## Task brief:
Return all of the entries exactly, with nothing added or left out.

Saved entries:
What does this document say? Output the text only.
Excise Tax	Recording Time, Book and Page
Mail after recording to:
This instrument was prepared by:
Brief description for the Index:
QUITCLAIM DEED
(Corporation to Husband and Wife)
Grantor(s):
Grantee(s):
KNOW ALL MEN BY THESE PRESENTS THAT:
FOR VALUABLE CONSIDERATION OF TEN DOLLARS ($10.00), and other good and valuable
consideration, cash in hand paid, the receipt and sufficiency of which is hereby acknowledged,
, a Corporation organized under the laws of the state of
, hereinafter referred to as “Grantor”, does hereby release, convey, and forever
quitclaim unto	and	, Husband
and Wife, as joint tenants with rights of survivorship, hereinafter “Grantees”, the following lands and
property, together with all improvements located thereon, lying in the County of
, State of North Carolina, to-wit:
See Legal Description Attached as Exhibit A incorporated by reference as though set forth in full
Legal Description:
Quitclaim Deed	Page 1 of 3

## Full answer:
What does this document say? Output the text only.
Excise Tax	Recording Time, Book and Page
Mail after recording to:
This instrument was prepared by:
Brief description for the Index:
QUITCLAIM DEED
(Corporation to Husband and Wife)
Grantor(s):
Grantee(s):
KNOW ALL MEN BY THESE PRESENTS THAT:
FOR VALUABLE CONSIDERATION OF TEN DOLLARS ($10.00), and other good and valuable
consideration, cash in hand paid, the receipt and sufficiency of which is hereby acknowledged,
, a Corporation organized under the laws of the state of
, hereinafter referred to as “Grantor”, does hereby release, convey, and forever
quitclaim unto	and	, Husband
and Wife, as joint tenants with rights of survivorship, hereinafter “Grantees”, the following lands and
property, together with all improvements located thereon, lying in the County of
, State of North Carolina, to-wit:
See Legal Description Attached as Exhibit A incorporated by reference as though set forth in full
Legal Description:
Quitclaim Deed	Page 1 of 3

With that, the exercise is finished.